Instructions to follow.
Search the material and gather each line with "this" in it.

Provided records.

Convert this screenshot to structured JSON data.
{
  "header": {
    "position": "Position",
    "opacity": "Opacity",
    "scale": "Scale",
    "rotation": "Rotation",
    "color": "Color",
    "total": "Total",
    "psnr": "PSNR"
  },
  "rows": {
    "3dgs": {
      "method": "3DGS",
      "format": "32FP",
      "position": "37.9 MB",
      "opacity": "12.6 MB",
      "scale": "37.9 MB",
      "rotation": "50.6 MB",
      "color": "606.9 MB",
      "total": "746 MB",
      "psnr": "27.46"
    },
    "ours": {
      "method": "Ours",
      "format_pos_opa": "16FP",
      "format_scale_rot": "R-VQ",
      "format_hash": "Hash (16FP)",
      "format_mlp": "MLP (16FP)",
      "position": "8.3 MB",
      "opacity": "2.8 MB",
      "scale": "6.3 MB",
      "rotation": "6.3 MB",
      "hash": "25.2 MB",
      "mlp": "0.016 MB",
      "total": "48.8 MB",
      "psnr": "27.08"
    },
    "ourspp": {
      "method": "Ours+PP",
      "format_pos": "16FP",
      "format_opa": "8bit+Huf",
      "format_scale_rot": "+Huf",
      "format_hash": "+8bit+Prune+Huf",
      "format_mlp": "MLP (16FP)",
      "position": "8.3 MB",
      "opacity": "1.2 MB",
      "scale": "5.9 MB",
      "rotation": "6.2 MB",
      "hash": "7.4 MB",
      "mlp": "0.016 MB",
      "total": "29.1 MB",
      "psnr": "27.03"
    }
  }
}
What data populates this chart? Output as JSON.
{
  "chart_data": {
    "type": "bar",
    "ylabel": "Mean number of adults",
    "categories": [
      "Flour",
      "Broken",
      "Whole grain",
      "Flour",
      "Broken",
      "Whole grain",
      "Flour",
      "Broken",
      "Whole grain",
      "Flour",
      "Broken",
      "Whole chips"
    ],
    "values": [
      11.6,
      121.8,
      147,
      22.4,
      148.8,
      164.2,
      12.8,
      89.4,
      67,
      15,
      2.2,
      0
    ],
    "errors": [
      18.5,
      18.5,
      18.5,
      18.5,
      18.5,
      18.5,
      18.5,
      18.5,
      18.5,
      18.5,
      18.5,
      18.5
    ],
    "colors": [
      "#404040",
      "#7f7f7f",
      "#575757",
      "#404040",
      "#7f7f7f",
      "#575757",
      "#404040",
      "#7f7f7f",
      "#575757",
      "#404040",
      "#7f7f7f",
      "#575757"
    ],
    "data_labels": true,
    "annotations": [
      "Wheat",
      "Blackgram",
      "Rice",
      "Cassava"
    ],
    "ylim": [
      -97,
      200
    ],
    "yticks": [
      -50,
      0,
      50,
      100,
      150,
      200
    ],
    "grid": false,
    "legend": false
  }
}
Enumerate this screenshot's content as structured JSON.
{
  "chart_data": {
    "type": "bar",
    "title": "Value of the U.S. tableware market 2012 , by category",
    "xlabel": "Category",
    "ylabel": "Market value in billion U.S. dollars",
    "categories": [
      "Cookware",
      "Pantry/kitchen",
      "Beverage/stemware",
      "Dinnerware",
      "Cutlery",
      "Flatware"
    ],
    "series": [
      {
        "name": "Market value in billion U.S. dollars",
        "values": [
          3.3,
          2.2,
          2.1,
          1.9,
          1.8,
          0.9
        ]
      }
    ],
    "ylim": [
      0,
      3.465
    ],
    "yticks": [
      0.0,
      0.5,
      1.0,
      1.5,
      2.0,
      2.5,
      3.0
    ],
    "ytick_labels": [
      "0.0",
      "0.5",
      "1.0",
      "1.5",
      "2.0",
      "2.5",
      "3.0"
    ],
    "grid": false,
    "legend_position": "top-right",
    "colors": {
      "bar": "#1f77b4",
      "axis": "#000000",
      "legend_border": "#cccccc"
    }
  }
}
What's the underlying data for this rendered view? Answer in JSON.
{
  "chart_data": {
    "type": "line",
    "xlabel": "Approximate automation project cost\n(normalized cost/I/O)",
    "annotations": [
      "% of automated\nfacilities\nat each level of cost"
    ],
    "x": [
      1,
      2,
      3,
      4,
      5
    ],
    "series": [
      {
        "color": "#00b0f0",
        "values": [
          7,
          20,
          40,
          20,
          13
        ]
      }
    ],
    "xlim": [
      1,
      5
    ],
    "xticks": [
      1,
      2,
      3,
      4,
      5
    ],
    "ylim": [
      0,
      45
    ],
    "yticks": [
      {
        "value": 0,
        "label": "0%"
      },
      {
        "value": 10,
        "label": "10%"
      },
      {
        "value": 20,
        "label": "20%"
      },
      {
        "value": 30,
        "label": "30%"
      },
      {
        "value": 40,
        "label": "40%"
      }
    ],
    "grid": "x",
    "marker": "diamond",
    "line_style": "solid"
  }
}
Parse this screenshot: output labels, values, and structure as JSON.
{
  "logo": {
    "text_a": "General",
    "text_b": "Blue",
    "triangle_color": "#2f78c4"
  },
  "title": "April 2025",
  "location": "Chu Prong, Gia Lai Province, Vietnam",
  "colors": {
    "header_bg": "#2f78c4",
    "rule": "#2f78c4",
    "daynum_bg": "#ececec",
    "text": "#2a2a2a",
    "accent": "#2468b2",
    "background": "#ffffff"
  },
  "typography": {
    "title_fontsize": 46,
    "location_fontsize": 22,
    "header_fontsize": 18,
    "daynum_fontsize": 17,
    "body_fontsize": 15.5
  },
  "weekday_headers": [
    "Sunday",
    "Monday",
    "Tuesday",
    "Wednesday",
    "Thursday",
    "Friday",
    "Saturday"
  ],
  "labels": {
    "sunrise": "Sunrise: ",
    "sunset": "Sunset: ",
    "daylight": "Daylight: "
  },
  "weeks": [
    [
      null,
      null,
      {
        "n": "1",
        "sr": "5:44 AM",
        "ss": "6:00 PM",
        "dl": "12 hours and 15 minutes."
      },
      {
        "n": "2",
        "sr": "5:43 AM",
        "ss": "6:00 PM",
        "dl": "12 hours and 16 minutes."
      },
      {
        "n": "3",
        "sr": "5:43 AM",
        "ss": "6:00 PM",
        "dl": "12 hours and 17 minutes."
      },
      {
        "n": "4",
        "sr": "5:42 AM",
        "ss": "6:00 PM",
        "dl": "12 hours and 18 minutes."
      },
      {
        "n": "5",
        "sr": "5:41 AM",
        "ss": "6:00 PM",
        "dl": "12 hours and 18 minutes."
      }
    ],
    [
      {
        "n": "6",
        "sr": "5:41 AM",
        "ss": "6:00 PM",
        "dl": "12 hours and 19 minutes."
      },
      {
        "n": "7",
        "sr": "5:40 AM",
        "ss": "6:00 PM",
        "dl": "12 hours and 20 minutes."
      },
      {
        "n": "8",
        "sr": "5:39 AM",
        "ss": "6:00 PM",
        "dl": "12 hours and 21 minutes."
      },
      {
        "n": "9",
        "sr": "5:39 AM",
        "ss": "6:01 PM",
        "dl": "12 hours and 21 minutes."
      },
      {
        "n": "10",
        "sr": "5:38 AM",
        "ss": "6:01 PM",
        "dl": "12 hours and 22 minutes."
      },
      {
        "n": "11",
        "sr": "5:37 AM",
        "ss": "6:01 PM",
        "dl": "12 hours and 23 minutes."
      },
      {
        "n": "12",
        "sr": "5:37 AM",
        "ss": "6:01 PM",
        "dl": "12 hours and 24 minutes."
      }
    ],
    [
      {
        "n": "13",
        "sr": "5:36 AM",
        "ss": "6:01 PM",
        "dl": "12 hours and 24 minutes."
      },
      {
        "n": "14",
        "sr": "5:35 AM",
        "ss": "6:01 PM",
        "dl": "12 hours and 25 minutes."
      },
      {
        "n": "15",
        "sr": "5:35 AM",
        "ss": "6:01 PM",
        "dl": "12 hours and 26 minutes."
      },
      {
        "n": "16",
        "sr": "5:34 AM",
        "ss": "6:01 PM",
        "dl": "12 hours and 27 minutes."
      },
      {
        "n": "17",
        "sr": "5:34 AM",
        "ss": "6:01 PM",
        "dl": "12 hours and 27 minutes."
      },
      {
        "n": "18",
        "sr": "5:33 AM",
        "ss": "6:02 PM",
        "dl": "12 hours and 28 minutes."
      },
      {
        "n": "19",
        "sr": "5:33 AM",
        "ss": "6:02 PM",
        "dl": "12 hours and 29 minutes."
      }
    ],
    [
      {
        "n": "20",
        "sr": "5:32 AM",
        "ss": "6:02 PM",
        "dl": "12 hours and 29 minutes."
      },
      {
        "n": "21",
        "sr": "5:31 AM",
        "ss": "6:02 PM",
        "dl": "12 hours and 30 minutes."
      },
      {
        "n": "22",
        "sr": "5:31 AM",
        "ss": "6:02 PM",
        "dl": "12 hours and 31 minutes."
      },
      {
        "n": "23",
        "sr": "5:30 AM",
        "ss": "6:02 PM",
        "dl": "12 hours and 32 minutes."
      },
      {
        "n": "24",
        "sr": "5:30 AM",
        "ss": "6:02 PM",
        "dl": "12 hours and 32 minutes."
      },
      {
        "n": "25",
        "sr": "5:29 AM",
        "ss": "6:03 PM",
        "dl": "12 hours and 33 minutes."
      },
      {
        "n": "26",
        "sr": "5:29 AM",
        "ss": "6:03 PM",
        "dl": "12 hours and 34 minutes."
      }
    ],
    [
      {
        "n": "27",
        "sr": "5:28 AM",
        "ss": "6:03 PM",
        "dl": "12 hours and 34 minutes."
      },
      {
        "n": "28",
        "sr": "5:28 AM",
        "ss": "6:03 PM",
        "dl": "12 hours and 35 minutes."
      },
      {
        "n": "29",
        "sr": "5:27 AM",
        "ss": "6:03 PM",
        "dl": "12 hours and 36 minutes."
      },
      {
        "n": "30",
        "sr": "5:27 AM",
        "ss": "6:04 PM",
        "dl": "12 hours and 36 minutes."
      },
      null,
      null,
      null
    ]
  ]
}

Reply to the exercise.
Convert this screenshot to structured JSON data.
What data populates this chart? Output as JSON.
Enumerate this screenshot's content as structured JSON.
What's the underlying data for this rendered view? Answer in JSON.
Parse this screenshot: output labels, values, and structure as JSON.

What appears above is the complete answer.